(Dataset records)
§ §

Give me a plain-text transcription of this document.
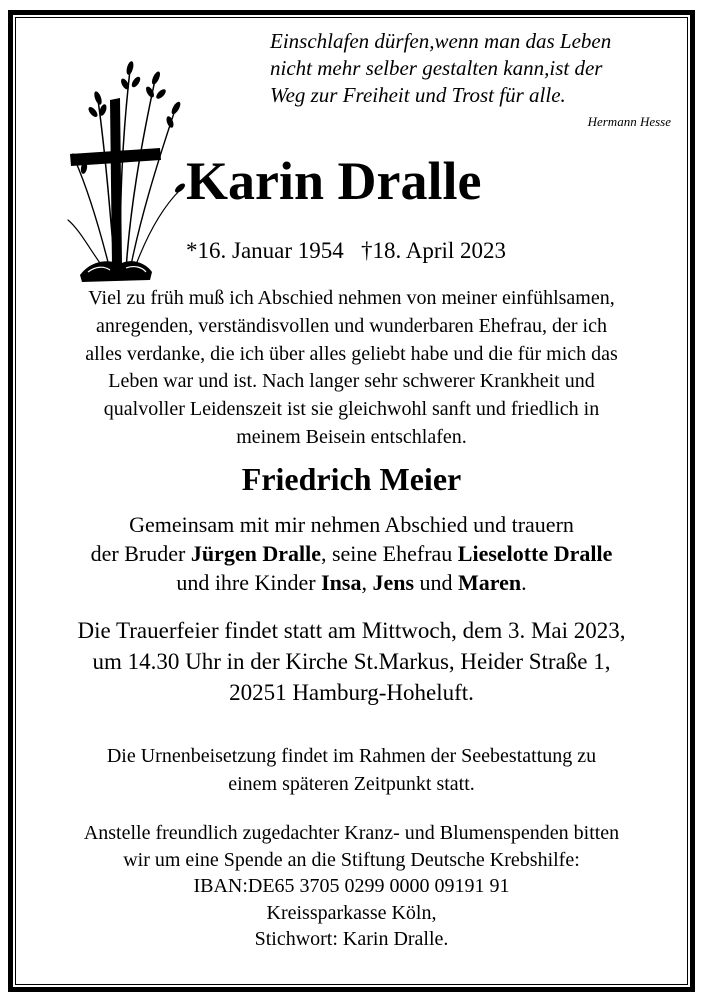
Einschlafen dürfen,wenn man das Leben
nicht mehr selber gestalten kann,ist der
Weg zur Freiheit und Trost für alle.
Hermann Hesse
Karin Dralle
*16. Januar 1954 †18. April 2023
Viel zu früh muß ich Abschied nehmen von meiner einfühlsamen,
anregenden, verständisvollen und wunderbaren Ehefrau, der ich
alles verdanke, die ich über alles geliebt habe und die für mich das
Leben war und ist. Nach langer sehr schwerer Krankheit und
qualvoller Leidenszeit ist sie gleichwohl sanft und friedlich in
meinem Beisein entschlafen.
Friedrich Meier
Gemeinsam mit mir nehmen Abschied und trauern
der Bruder Jürgen Dralle, seine Ehefrau Lieselotte Dralle
und ihre Kinder Insa, Jens und Maren.
Die Trauerfeier findet statt am Mittwoch, dem 3. Mai 2023,
um 14.30 Uhr in der Kirche St.Markus, Heider Straße 1,
20251 Hamburg-Hoheluft.
Die Urnenbeisetzung findet im Rahmen der Seebestattung zu
einem späteren Zeitpunkt statt.
Anstelle freundlich zugedachter Kranz- und Blumenspenden bitten
wir um eine Spende an die Stiftung Deutsche Krebshilfe:
IBAN:DE65 3705 0299 0000 09191 91
Kreissparkasse Köln,
Stichwort: Karin Dralle.
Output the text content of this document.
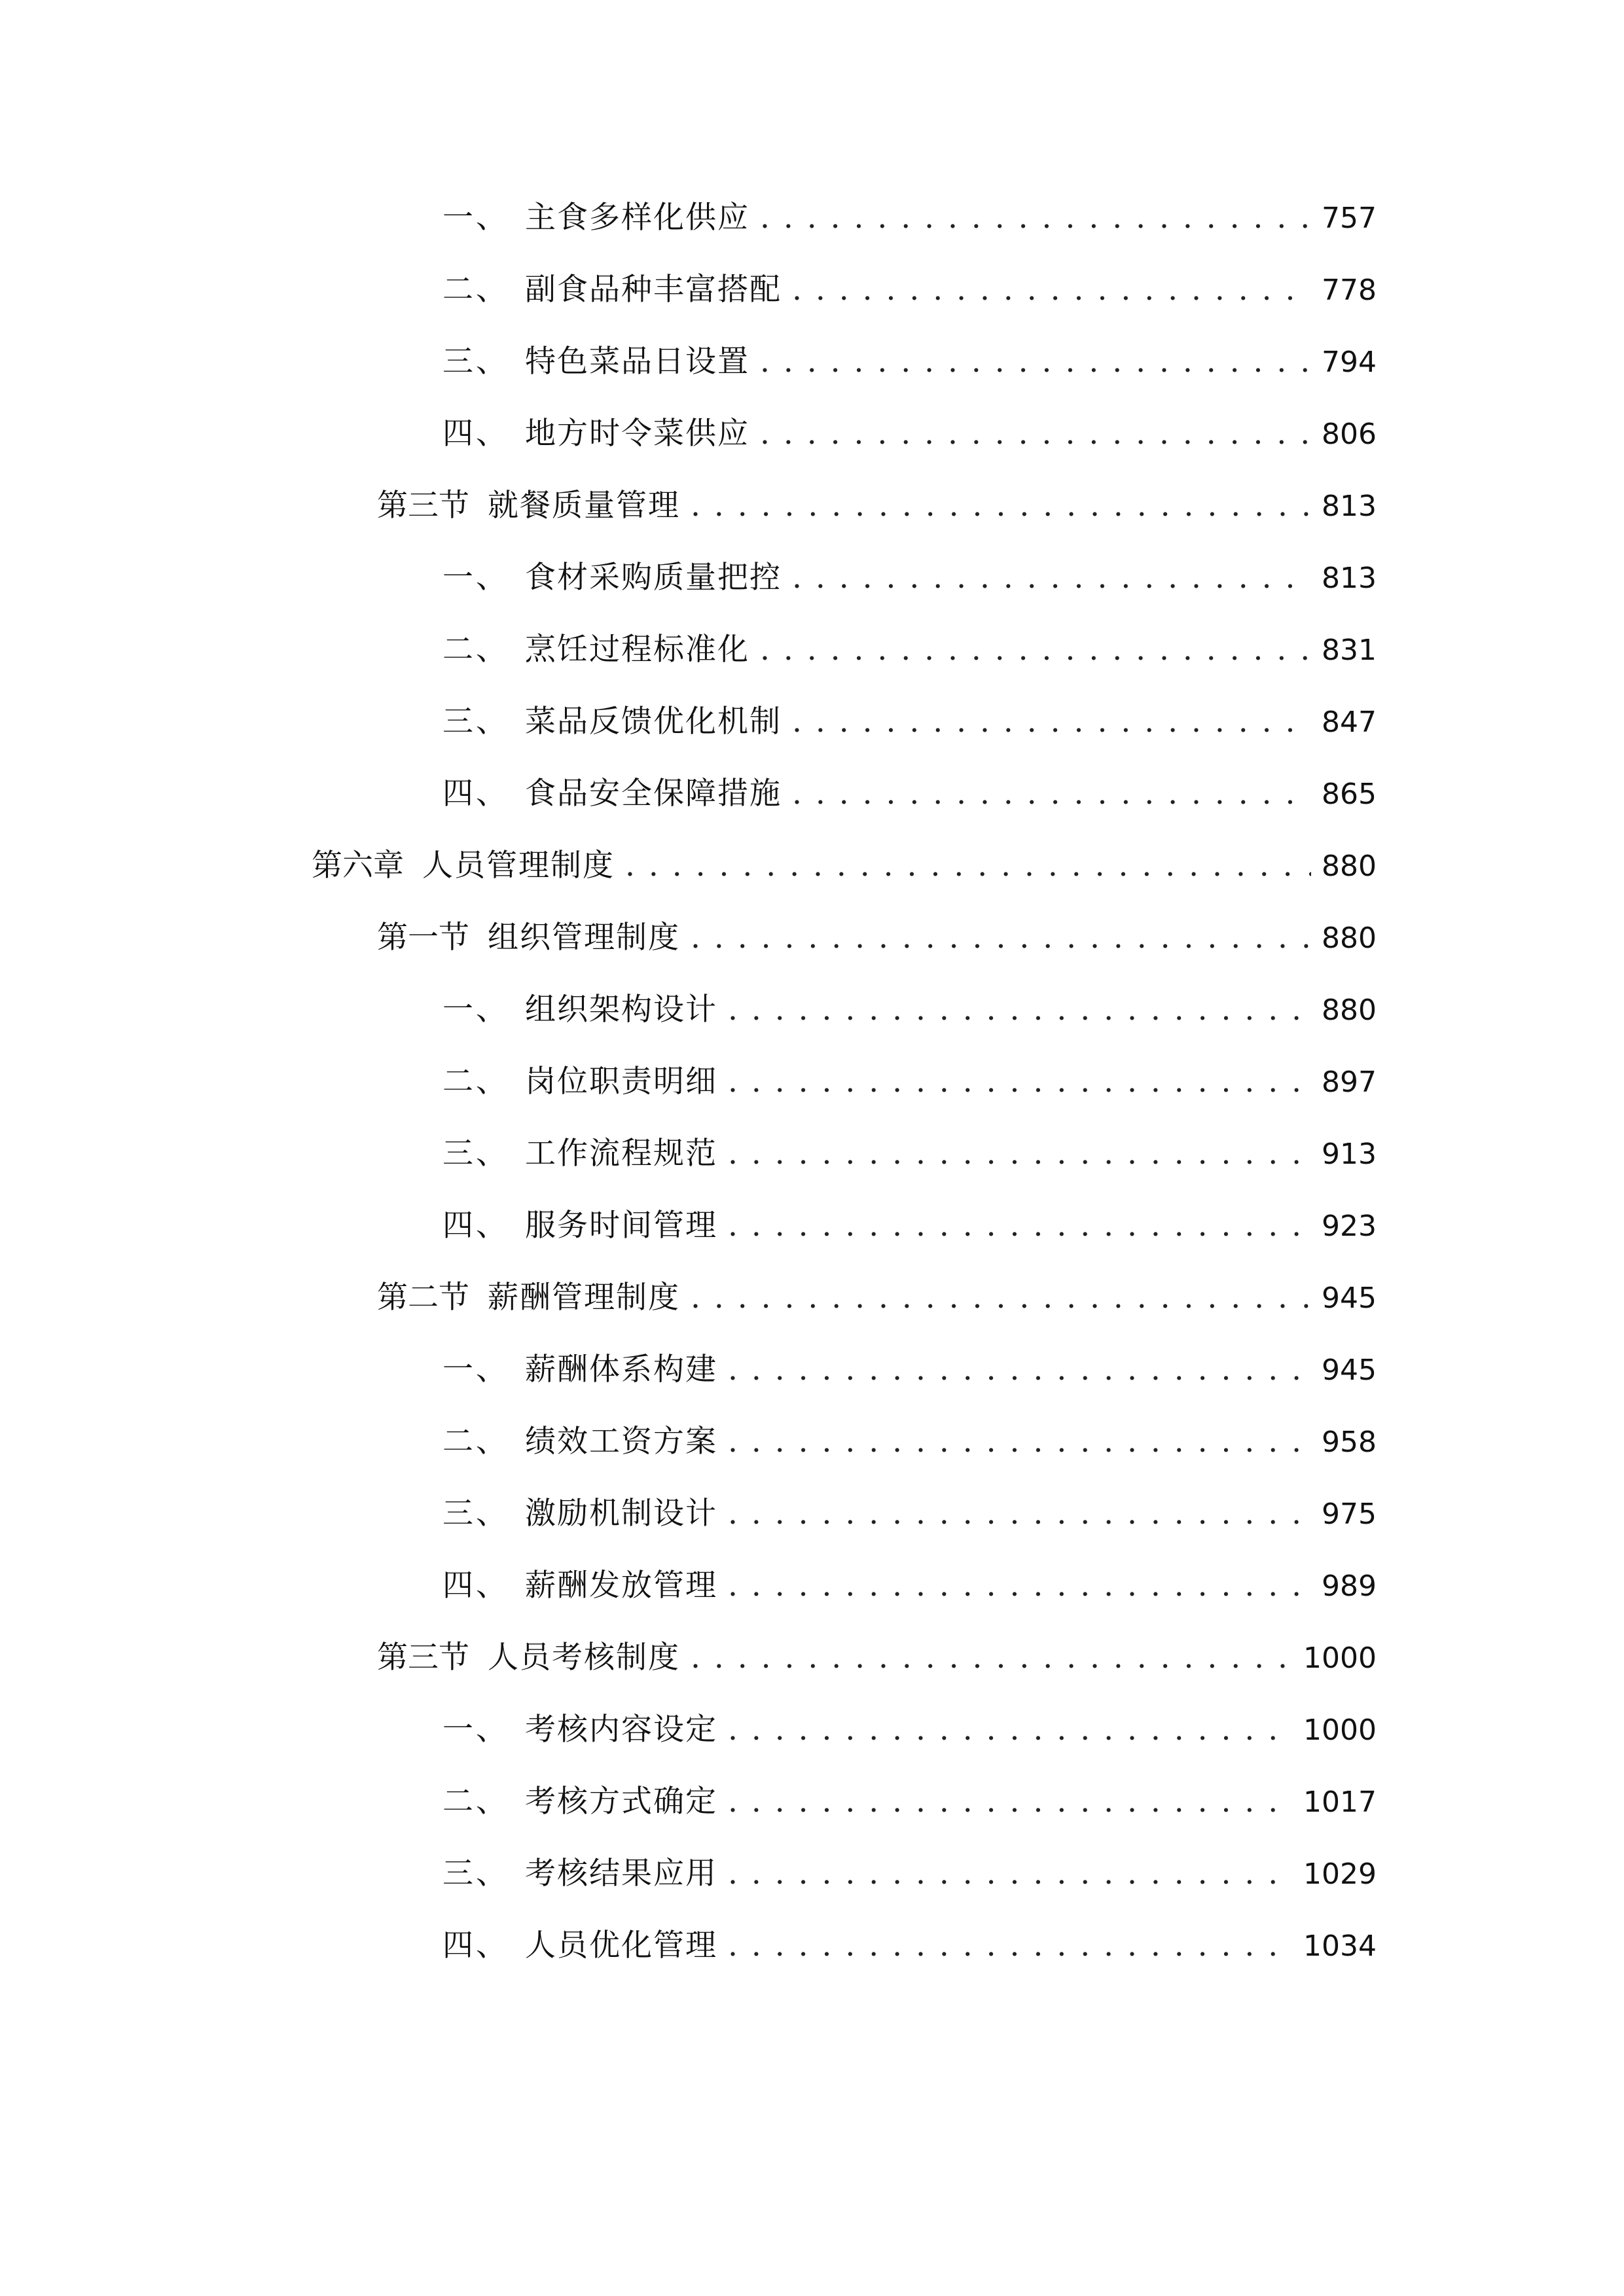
一、 主食多样化供应 . . .	757
二、 副食品种丰富搭配 . . .	778
三、 特色菜品日设置 . . .	794
四、 地方时令菜供应 . . .	806
第三节 就餐质量管理 . . .	813
一、 食材采购质量把控 . . .	813
二、 烹饪过程标准化 . . .	831
三、 菜品反馈优化机制 . . .	847
四、 食品安全保障措施 . . .	865
第六章 人员管理制度 . . .	880
第一节 组织管理制度 . . .	880
一、 组织架构设计 . . .	880
二、 岗位职责明细 . . .	897
三、 工作流程规范 . . .	913
四、 服务时间管理 . . .	923
第二节 薪酬管理制度 . . .	945
一、 薪酬体系构建 . . .	945
二、 绩效工资方案 . . .	958
三、 激励机制设计 . . .	975
四、 薪酬发放管理 . . .	989
第三节 人员考核制度 . . .	1000
一、 考核内容设定 . . .	1000
二、 考核方式确定 . . .	1017
三、 考核结果应用 . . .	1029
四、 人员优化管理 . . .	1034
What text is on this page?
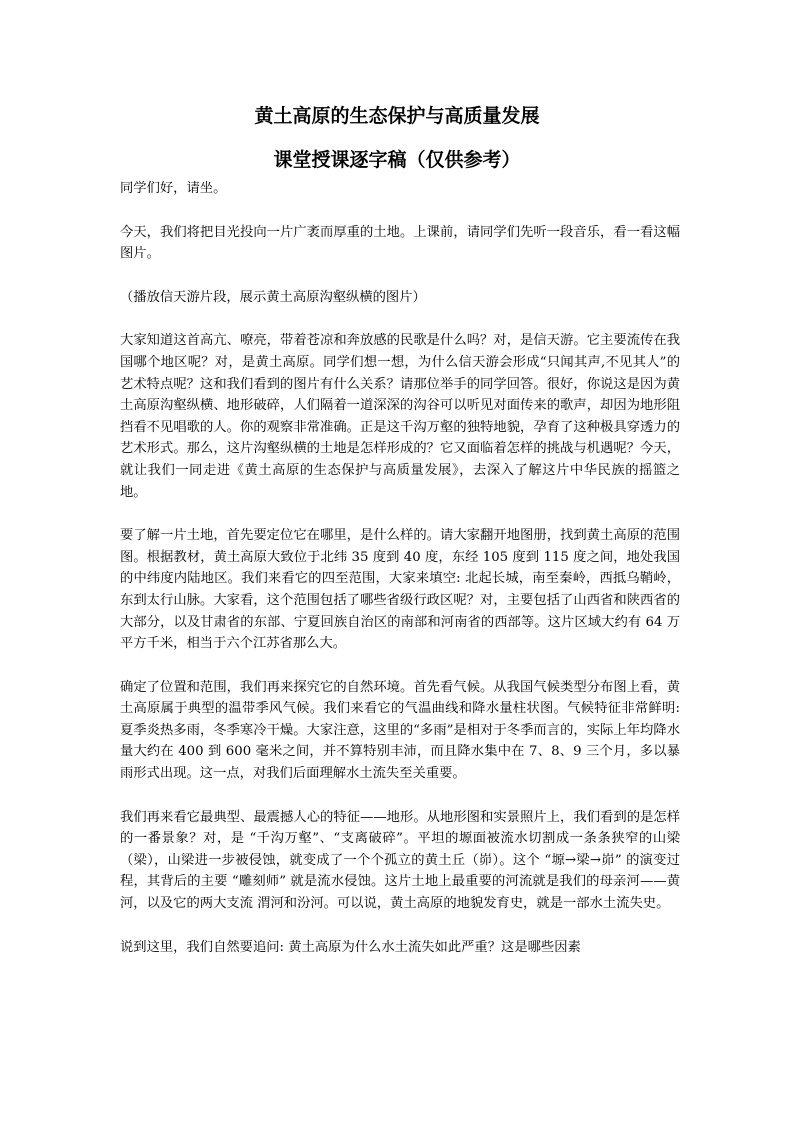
黄土高原的生态保护与高质量发展
课堂授课逐字稿（仅供参考）

同学们好，请坐。

今天，我们将把目光投向一片广袤而厚重的土地。上课前，请同学们先听一段音乐，看一看这幅图片。

（播放信天游片段，展示黄土高原沟壑纵横的图片）

大家知道这首高亢、嘹亮，带着苍凉和奔放感的民歌是什么吗？对，是信天游。它主要流传在我国哪个地区呢？对，是黄土高原。同学们想一想，为什么信天游会形成“只闻其声,不见其人”的艺术特点呢？这和我们看到的图片有什么关系？请那位举手的同学回答。很好，你说这是因为黄土高原沟壑纵横、地形破碎，人们隔着一道深深的沟谷可以听见对面传来的歌声，却因为地形阻挡看不见唱歌的人。你的观察非常准确。正是这千沟万壑的独特地貌，孕育了这种极具穿透力的艺术形式。那么，这片沟壑纵横的土地是怎样形成的？它又面临着怎样的挑战与机遇呢？今天，就让我们一同走进《黄土高原的生态保护与高质量发展》，去深入了解这片中华民族的摇篮之地。

要了解一片土地，首先要定位它在哪里，是什么样的。请大家翻开地图册，找到黄土高原的范围图。根据教材，黄土高原大致位于北纬 35 度到 40 度，东经 105 度到 115 度之间，地处我国的中纬度内陆地区。我们来看它的四至范围，大家来填空: 北起长城，南至秦岭，西抵乌鞘岭，东到太行山脉。大家看，这个范围包括了哪些省级行政区呢？对，主要包括了山西省和陕西省的大部分，以及甘肃省的东部、宁夏回族自治区的南部和河南省的西部等。这片区域大约有 64 万平方千米，相当于六个江苏省那么大。

确定了位置和范围，我们再来探究它的自然环境。首先看气候。从我国气候类型分布图上看，黄土高原属于典型的温带季风气候。我们来看它的气温曲线和降水量柱状图。气候特征非常鲜明: 夏季炎热多雨，冬季寒冷干燥。大家注意，这里的“多雨”是相对于冬季而言的，实际上年均降水量大约在 400 到 600 毫米之间，并不算特别丰沛，而且降水集中在 7、8、9 三个月，多以暴雨形式出现。这一点，对我们后面理解水土流失至关重要。

我们再来看它最典型、最震撼人心的特征——地形。从地形图和实景照片上，我们看到的是怎样的一番景象？对，是 “千沟万壑”、“支离破碎”。平坦的塬面被流水切割成一条条狭窄的山梁（梁），山梁进一步被侵蚀，就变成了一个个孤立的黄土丘（峁）。这个 “塬→梁→峁” 的演变过程，其背后的主要 “雕刻师” 就是流水侵蚀。这片土地上最重要的河流就是我们的母亲河——黄河，以及它的两大支流 渭河和汾河。可以说，黄土高原的地貌发育史，就是一部水土流失史。

说到这里，我们自然要追问: 黄土高原为什么水土流失如此严重？这是哪些因素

§ §

## DIRECTION
From the material above, reproduce everything verbatim except the pictures.

## RESPONSE TO THIS TASK
Give me a plain-text transcription of this document.
Einschlafen dürfen,wenn man das Leben
nicht mehr selber gestalten kann,ist der
Weg zur Freiheit und Trost für alle.
Hermann Hesse
Karin Dralle
*16. Januar 1954 †18. April 2023
Viel zu früh muß ich Abschied nehmen von meiner einfühlsamen,
anregenden, verständisvollen und wunderbaren Ehefrau, der ich
alles verdanke, die ich über alles geliebt habe und die für mich das
Leben war und ist. Nach langer sehr schwerer Krankheit und
qualvoller Leidenszeit ist sie gleichwohl sanft und friedlich in
meinem Beisein entschlafen.
Friedrich Meier
Gemeinsam mit mir nehmen Abschied und trauern
der Bruder Jürgen Dralle, seine Ehefrau Lieselotte Dralle
und ihre Kinder Insa, Jens und Maren.
Die Trauerfeier findet statt am Mittwoch, dem 3. Mai 2023,
um 14.30 Uhr in der Kirche St.Markus, Heider Straße 1,
20251 Hamburg-Hoheluft.
Die Urnenbeisetzung findet im Rahmen der Seebestattung zu
einem späteren Zeitpunkt statt.
Anstelle freundlich zugedachter Kranz- und Blumenspenden bitten
wir um eine Spende an die Stiftung Deutsche Krebshilfe:
IBAN:DE65 3705 0299 0000 09191 91
Kreissparkasse Köln,
Stichwort: Karin Dralle.
Output the text content of this document.
一、 主食多样化供应 . . .	757
二、 副食品种丰富搭配 . . .	778
三、 特色菜品日设置 . . .	794
四、 地方时令菜供应 . . .	806
第三节 就餐质量管理 . . .	813
一、 食材采购质量把控 . . .	813
二、 烹饪过程标准化 . . .	831
三、 菜品反馈优化机制 . . .	847
四、 食品安全保障措施 . . .	865
第六章 人员管理制度 . . .	880
第一节 组织管理制度 . . .	880
一、 组织架构设计 . . .	880
二、 岗位职责明细 . . .	897
三、 工作流程规范 . . .	913
四、 服务时间管理 . . .	923
第二节 薪酬管理制度 . . .	945
一、 薪酬体系构建 . . .	945
二、 绩效工资方案 . . .	958
三、 激励机制设计 . . .	975
四、 薪酬发放管理 . . .	989
第三节 人员考核制度 . . .	1000
一、 考核内容设定 . . .	1000
二、 考核方式确定 . . .	1017
三、 考核结果应用 . . .	1029
四、 人员优化管理 . . .	1034
What text is on this page?
黄土高原的生态保护与高质量发展
课堂授课逐字稿（仅供参考）

同学们好，请坐。

今天，我们将把目光投向一片广袤而厚重的土地。上课前，请同学们先听一段音乐，看一看这幅图片。

（播放信天游片段，展示黄土高原沟壑纵横的图片）

大家知道这首高亢、嘹亮，带着苍凉和奔放感的民歌是什么吗？对，是信天游。它主要流传在我国哪个地区呢？对，是黄土高原。同学们想一想，为什么信天游会形成“只闻其声,不见其人”的艺术特点呢？这和我们看到的图片有什么关系？请那位举手的同学回答。很好，你说这是因为黄土高原沟壑纵横、地形破碎，人们隔着一道深深的沟谷可以听见对面传来的歌声，却因为地形阻挡看不见唱歌的人。你的观察非常准确。正是这千沟万壑的独特地貌，孕育了这种极具穿透力的艺术形式。那么，这片沟壑纵横的土地是怎样形成的？它又面临着怎样的挑战与机遇呢？今天，就让我们一同走进《黄土高原的生态保护与高质量发展》，去深入了解这片中华民族的摇篮之地。

要了解一片土地，首先要定位它在哪里，是什么样的。请大家翻开地图册，找到黄土高原的范围图。根据教材，黄土高原大致位于北纬 35 度到 40 度，东经 105 度到 115 度之间，地处我国的中纬度内陆地区。我们来看它的四至范围，大家来填空: 北起长城，南至秦岭，西抵乌鞘岭，东到太行山脉。大家看，这个范围包括了哪些省级行政区呢？对，主要包括了山西省和陕西省的大部分，以及甘肃省的东部、宁夏回族自治区的南部和河南省的西部等。这片区域大约有 64 万平方千米，相当于六个江苏省那么大。

确定了位置和范围，我们再来探究它的自然环境。首先看气候。从我国气候类型分布图上看，黄土高原属于典型的温带季风气候。我们来看它的气温曲线和降水量柱状图。气候特征非常鲜明: 夏季炎热多雨，冬季寒冷干燥。大家注意，这里的“多雨”是相对于冬季而言的，实际上年均降水量大约在 400 到 600 毫米之间，并不算特别丰沛，而且降水集中在 7、8、9 三个月，多以暴雨形式出现。这一点，对我们后面理解水土流失至关重要。

我们再来看它最典型、最震撼人心的特征——地形。从地形图和实景照片上，我们看到的是怎样的一番景象？对，是 “千沟万壑”、“支离破碎”。平坦的塬面被流水切割成一条条狭窄的山梁（梁），山梁进一步被侵蚀，就变成了一个个孤立的黄土丘（峁）。这个 “塬→梁→峁” 的演变过程，其背后的主要 “雕刻师” 就是流水侵蚀。这片土地上最重要的河流就是我们的母亲河——黄河，以及它的两大支流 渭河和汾河。可以说，黄土高原的地貌发育史，就是一部水土流失史。

说到这里，我们自然要追问: 黄土高原为什么水土流失如此严重？这是哪些因素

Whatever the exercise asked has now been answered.